■ **Supplied data**
-=-=-
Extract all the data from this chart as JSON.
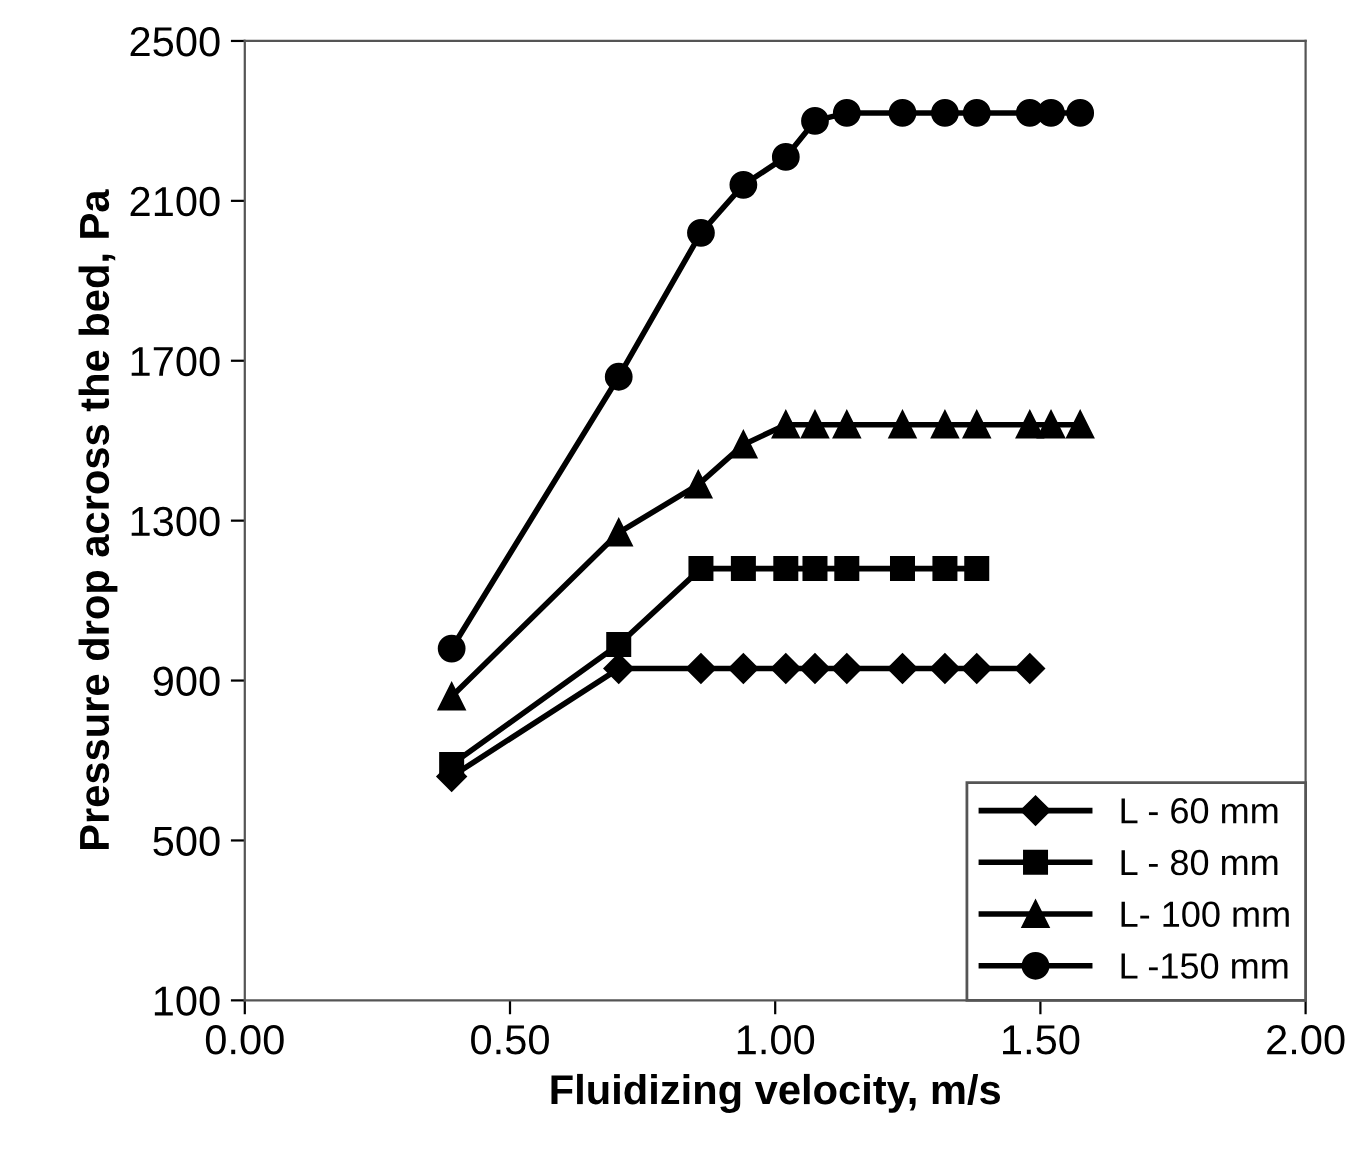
{
  "chart_data": {
    "type": "line",
    "xlabel": "Fluidizing velocity, m/s",
    "ylabel": "Pressure drop across the bed, Pa",
    "series": [
      {
        "name": "L - 60 mm",
        "color": "#000000",
        "marker": "diamond",
        "x": [
          0.39,
          0.705,
          0.86,
          0.94,
          1.02,
          1.075,
          1.135,
          1.24,
          1.32,
          1.38,
          1.48
        ],
        "values": [
          660,
          930,
          930,
          930,
          930,
          930,
          930,
          930,
          930,
          930,
          930
        ]
      },
      {
        "name": "L - 80 mm",
        "color": "#000000",
        "marker": "square",
        "x": [
          0.39,
          0.705,
          0.86,
          0.94,
          1.02,
          1.075,
          1.135,
          1.24,
          1.32,
          1.38
        ],
        "values": [
          690,
          990,
          1180,
          1180,
          1180,
          1180,
          1180,
          1180,
          1180,
          1180
        ]
      },
      {
        "name": "L- 100 mm",
        "color": "#000000",
        "marker": "triangle",
        "x": [
          0.39,
          0.705,
          0.855,
          0.94,
          1.02,
          1.075,
          1.135,
          1.24,
          1.32,
          1.38,
          1.48,
          1.52,
          1.575
        ],
        "values": [
          860,
          1270,
          1390,
          1490,
          1540,
          1540,
          1540,
          1540,
          1540,
          1540,
          1540,
          1540,
          1540
        ]
      },
      {
        "name": "L -150 mm",
        "color": "#000000",
        "marker": "circle",
        "x": [
          0.39,
          0.705,
          0.86,
          0.94,
          1.02,
          1.075,
          1.135,
          1.24,
          1.32,
          1.38,
          1.48,
          1.52,
          1.575
        ],
        "values": [
          980,
          1660,
          2020,
          2140,
          2210,
          2300,
          2320,
          2320,
          2320,
          2320,
          2320,
          2320,
          2320
        ]
      }
    ],
    "xlim": [
      0,
      2
    ],
    "xticks": [
      {
        "value": 0,
        "label": "0.00"
      },
      {
        "value": 0.5,
        "label": "0.50"
      },
      {
        "value": 1,
        "label": "1.00"
      },
      {
        "value": 1.5,
        "label": "1.50"
      },
      {
        "value": 2,
        "label": "2.00"
      }
    ],
    "ylim": [
      100,
      2500
    ],
    "yticks": [
      100,
      500,
      900,
      1300,
      1700,
      2100,
      2500
    ],
    "grid": false,
    "legend": "bottom right",
    "line_style": "solid"
  }
}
-=-=-
■ **What you will do**
Each entry gets copied exactly; the pictures stay out.

■ **Written answer**
Extract all the data from this chart as JSON.
{
  "chart_data": {
    "type": "line",
    "xlabel": "Fluidizing velocity, m/s",
    "ylabel": "Pressure drop across the bed, Pa",
    "series": [
      {
        "name": "L - 60 mm",
        "color": "#000000",
        "marker": "diamond",
        "x": [
          0.39,
          0.705,
          0.86,
          0.94,
          1.02,
          1.075,
          1.135,
          1.24,
          1.32,
          1.38,
          1.48
        ],
        "values": [
          660,
          930,
          930,
          930,
          930,
          930,
          930,
          930,
          930,
          930,
          930
        ]
      },
      {
        "name": "L - 80 mm",
        "color": "#000000",
        "marker": "square",
        "x": [
          0.39,
          0.705,
          0.86,
          0.94,
          1.02,
          1.075,
          1.135,
          1.24,
          1.32,
          1.38
        ],
        "values": [
          690,
          990,
          1180,
          1180,
          1180,
          1180,
          1180,
          1180,
          1180,
          1180
        ]
      },
      {
        "name": "L- 100 mm",
        "color": "#000000",
        "marker": "triangle",
        "x": [
          0.39,
          0.705,
          0.855,
          0.94,
          1.02,
          1.075,
          1.135,
          1.24,
          1.32,
          1.38,
          1.48,
          1.52,
          1.575
        ],
        "values": [
          860,
          1270,
          1390,
          1490,
          1540,
          1540,
          1540,
          1540,
          1540,
          1540,
          1540,
          1540,
          1540
        ]
      },
      {
        "name": "L -150 mm",
        "color": "#000000",
        "marker": "circle",
        "x": [
          0.39,
          0.705,
          0.86,
          0.94,
          1.02,
          1.075,
          1.135,
          1.24,
          1.32,
          1.38,
          1.48,
          1.52,
          1.575
        ],
        "values": [
          980,
          1660,
          2020,
          2140,
          2210,
          2300,
          2320,
          2320,
          2320,
          2320,
          2320,
          2320,
          2320
        ]
      }
    ],
    "xlim": [
      0,
      2
    ],
    "xticks": [
      {
        "value": 0,
        "label": "0.00"
      },
      {
        "value": 0.5,
        "label": "0.50"
      },
      {
        "value": 1,
        "label": "1.00"
      },
      {
        "value": 1.5,
        "label": "1.50"
      },
      {
        "value": 2,
        "label": "2.00"
      }
    ],
    "ylim": [
      100,
      2500
    ],
    "yticks": [
      100,
      500,
      900,
      1300,
      1700,
      2100,
      2500
    ],
    "grid": false,
    "legend": "bottom right",
    "line_style": "solid"
  }
}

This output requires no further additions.